(EXERCISE DIRECTIONS) Extract the lines that hold the string "Replace".

(MATERIAL PROVIDED)
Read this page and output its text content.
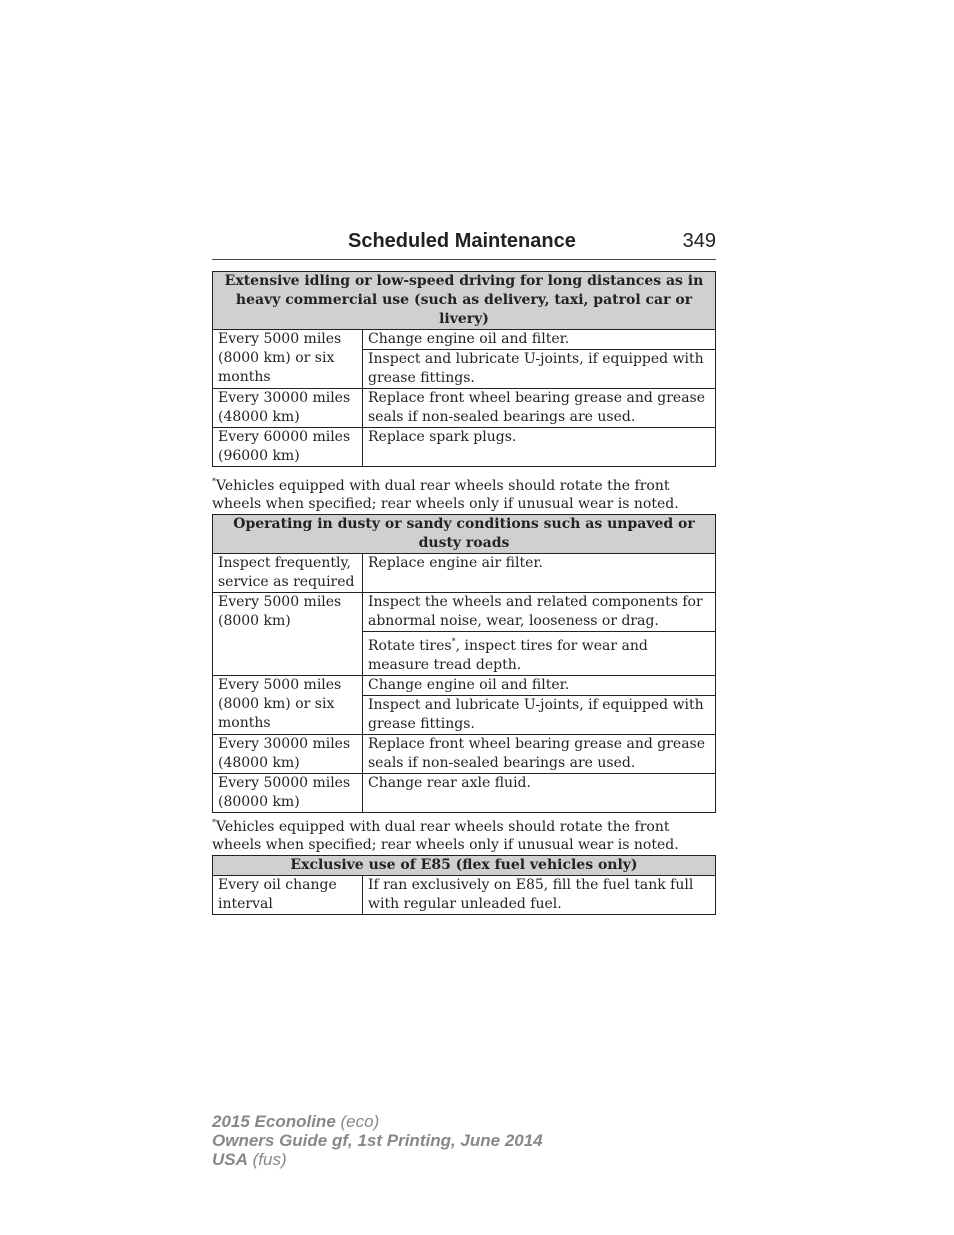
Scheduled Maintenance	349
Extensive idling or low-speed driving for long distances as in heavy commercial use (such as delivery, taxi, patrol car or livery)	
Every 5000 miles (8000 km) or six months	Change engine oil and filter.
	Inspect and lubricate U-joints, if equipped with grease fittings.
Every 30000 miles (48000 km)	Replace front wheel bearing grease and grease seals if non-sealed bearings are used.
Every 60000 miles (96000 km)	Replace spark plugs.
*Vehicles equipped with dual rear wheels should rotate the front wheels when specified; rear wheels only if unusual wear is noted.
Operating in dusty or sandy conditions such as unpaved or dusty roads	
Inspect frequently, service as required	Replace engine air filter.
Every 5000 miles (8000 km)	Inspect the wheels and related components for abnormal noise, wear, looseness or drag.
	Rotate tires*, inspect tires for wear and measure tread depth.
Every 5000 miles (8000 km) or six months	Change engine oil and filter.
	Inspect and lubricate U-joints, if equipped with grease fittings.
Every 30000 miles (48000 km)	Replace front wheel bearing grease and grease seals if non-sealed bearings are used.
Every 50000 miles (80000 km)	Change rear axle fluid.
*Vehicles equipped with dual rear wheels should rotate the front wheels when specified; rear wheels only if unusual wear is noted.
Exclusive use of E85 (flex fuel vehicles only)
Every oil change interval	If ran exclusively on E85, fill the fuel tank full with regular unleaded fuel.
2015 Econoline (eco)
Owners Guide gf, 1st Printing, June 2014
USA (fus)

(ANSWER)
Every 30000 miles (48000 km)	Replace front wheel bearing grease and grease seals if non-sealed bearings are used.
Every 60000 miles (96000 km)	Replace spark plugs.
Inspect frequently, service as required	Replace engine air filter.
Every 30000 miles (48000 km)	Replace front wheel bearing grease and grease seals if non-sealed bearings are used.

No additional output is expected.